*Excerpt to read*.
Self-monitoring of oral anticoagulation: systematic review and meta-analysis of individual patient data.

Published

Journal Article (Review)

BACKGROUND: Uptake of self-testing and self-management of oral anticoagulation [corrected] has remained inconsistent, despite good evidence of their effectiveness. To clarify the value of self-monitoring of oral anticoagulation, we did a meta-analysis of individual patient data addressing several important gaps in the evidence, including an estimate of the effect on time to death, first major haemorrhage, and thromboembolism. METHODS: We searched Ovid versions of Embase (1980-2009) and Medline (1966-2009), limiting searches to randomised trials with a maximally sensitive strategy. We approached all authors of included trials and requested individual patient data: primary outcomes were time to death, first major haemorrhage, and first thromboembolic event. We did prespecified subgroup analyses according to age, type of control-group care (anticoagulation-clinic care vs primary care), self-testing alone versus self-management, and sex. We analysed patients with mechanical heart valves or atrial fibrillation separately. We used a random-effect model method to calculate pooled hazard ratios and did tests for interaction and heterogeneity, and calculated a time-specific number needed to treat. FINDINGS: Of 1357 abstracts, we included 11 trials with data for 6417 participants and 12,800 person-years of follow-up. We reported a significant reduction in thromboembolic events in the self-monitoring group (hazard ratio 0·51; 95% CI 0·31-0·85) but not for major haemorrhagic events (0·88, 0·74-1·06) or death (0·82, 0·62-1·09). Participants younger than 55 years showed a striking reduction in thrombotic events (hazard ratio 0·33, 95% CI 0·17-0·66), as did participants with mechanical heart valve (0·52, 0·35-0·77). Analysis of major outcomes in the very elderly (age ≥85 years, n=99) showed no significant adverse effects of the intervention for all outcomes. INTERPRETATION: Our analysis showed that self-monitoring and self-management of oral coagulation is a safe option for suitable patients of all ages. Patients should also be offered the option to self-manage their disease with suitable health-care support as back-up. FUNDING: UK National Institute for Health Research (NIHR) Technology Assessment Programme, UK NIHR National School for Primary Care Research.

*Activity 1*.
In the abstract on self-monitoring of oral anticoagulation, what purpose do the authors give for doing a meta-analysis of individual patient data? Answer in one to three sentences.
*Activity 2*.
Carry the abstract on self-monitoring of oral anticoagulation further, starting after its funding statement.

*Bounding box prediction data*.
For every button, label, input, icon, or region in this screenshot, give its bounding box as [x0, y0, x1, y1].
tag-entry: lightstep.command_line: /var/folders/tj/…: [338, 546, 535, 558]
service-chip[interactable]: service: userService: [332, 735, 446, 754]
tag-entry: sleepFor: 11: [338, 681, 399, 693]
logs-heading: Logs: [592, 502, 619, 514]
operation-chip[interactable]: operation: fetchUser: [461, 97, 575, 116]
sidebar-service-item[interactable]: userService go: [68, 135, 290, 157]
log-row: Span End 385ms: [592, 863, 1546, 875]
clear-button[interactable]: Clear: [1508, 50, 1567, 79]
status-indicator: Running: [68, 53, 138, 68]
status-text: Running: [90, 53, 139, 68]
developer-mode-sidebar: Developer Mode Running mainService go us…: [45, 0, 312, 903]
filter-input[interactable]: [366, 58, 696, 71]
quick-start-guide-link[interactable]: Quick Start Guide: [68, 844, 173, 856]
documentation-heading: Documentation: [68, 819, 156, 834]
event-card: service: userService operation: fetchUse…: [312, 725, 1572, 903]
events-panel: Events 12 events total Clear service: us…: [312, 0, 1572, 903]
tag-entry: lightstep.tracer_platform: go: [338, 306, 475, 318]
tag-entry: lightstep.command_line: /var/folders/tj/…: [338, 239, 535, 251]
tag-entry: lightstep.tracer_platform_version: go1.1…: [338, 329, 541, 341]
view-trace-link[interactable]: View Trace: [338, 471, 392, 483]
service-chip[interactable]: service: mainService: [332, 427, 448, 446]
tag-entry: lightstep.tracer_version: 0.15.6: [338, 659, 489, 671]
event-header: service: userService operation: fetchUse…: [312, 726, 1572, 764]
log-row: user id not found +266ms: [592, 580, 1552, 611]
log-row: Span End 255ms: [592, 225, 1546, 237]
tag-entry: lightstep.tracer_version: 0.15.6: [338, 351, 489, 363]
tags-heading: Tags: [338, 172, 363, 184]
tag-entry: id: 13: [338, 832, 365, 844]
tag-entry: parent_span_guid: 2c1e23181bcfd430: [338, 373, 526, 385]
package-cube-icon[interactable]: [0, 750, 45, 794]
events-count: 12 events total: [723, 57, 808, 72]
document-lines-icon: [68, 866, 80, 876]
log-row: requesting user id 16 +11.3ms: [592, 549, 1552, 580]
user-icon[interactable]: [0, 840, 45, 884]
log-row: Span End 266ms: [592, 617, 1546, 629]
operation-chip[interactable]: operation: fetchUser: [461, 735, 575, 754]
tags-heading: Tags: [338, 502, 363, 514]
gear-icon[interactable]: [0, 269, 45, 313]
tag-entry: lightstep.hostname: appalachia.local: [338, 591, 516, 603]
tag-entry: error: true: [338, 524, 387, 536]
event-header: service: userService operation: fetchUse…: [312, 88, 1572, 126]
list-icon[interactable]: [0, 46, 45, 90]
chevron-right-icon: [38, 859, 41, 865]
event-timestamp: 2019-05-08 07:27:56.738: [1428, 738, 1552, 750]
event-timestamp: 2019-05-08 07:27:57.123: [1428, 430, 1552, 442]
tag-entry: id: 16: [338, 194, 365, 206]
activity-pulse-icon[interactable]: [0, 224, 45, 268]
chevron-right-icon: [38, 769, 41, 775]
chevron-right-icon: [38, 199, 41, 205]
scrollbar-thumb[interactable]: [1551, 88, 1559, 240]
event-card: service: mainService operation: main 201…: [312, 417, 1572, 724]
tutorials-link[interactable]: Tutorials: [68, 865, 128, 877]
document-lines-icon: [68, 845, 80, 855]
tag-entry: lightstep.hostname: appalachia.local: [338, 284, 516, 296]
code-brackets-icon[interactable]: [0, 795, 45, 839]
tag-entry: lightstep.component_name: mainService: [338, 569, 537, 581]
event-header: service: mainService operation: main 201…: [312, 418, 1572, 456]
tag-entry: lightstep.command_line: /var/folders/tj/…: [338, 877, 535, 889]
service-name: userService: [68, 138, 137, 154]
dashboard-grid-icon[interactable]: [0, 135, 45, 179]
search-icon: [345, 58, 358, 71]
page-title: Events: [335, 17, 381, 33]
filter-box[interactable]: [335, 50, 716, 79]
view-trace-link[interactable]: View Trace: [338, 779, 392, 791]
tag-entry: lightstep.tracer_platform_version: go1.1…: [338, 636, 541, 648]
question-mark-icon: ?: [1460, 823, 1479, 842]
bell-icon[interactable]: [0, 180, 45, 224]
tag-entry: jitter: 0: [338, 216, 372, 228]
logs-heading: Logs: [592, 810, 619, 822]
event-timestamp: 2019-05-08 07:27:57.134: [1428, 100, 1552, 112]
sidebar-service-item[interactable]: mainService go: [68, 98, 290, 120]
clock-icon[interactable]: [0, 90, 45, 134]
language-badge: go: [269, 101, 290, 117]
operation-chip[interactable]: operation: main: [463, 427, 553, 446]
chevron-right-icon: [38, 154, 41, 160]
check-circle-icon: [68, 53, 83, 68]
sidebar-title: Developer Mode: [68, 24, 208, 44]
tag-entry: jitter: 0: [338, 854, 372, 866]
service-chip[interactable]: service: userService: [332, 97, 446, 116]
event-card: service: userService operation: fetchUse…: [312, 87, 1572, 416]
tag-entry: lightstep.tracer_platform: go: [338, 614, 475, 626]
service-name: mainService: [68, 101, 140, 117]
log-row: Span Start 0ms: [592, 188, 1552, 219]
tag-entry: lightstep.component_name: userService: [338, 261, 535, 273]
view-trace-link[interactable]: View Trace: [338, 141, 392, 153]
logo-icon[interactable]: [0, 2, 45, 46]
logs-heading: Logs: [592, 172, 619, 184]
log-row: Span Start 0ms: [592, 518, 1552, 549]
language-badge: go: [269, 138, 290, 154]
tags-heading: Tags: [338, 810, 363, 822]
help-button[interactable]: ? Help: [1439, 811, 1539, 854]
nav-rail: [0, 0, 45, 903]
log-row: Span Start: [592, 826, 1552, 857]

*Response box 1*.
The authors did it to clarify the value of self-monitoring of oral anticoagulation, whose uptake has remained inconsistent despite good evidence of its effectiveness. It was meant to address several important gaps in the evidence, including an estimate of the effect on time to death, first major haemorrhage, and thromboembolism.

*Response box 2*.
Full Text

Duke Authors

Cited Authors

  • Heneghan, C; Ward, A; Perera, R; Self-Monitoring Trialist Collaboration, ; Bankhead, C; Fuller, A; Stevens, R; Bradford, K; Tyndel, S; Alonso-Coello, P; Ansell, J; Beyth, R; Bernardo, A; Christensen, TD; Cromheecke, ME; Edson, RG; Fitzmaurice, D; Gadisseur, APA; Garcia-Alamino, JM; Gardiner, C; Hasenkam, JM; Jacobson, A; Kaatz, S; Kamali, F; Khan, TI; Knight, E; Körtke, H; Levi, M; Matchar, D; Menéndez-Jándula, B; Rakovac, I; Schaefer, C; Siebenhofer, A; Souto, JC; Sunderji, R; Gin, K; Shalansky, K; Völler, H; Wagner, O; Zittermann, A

Published Date

  • January 28, 2012

Published In

Volume / Issue

  • 379 / 9813

Start / End Page

  • 322 - 334

PubMed ID

  • 22137798

Pubmed Central ID

  • 22137798

Electronic International Standard Serial Number (EISSN)

  • 1474-547X

Digital Object Identifier (DOI)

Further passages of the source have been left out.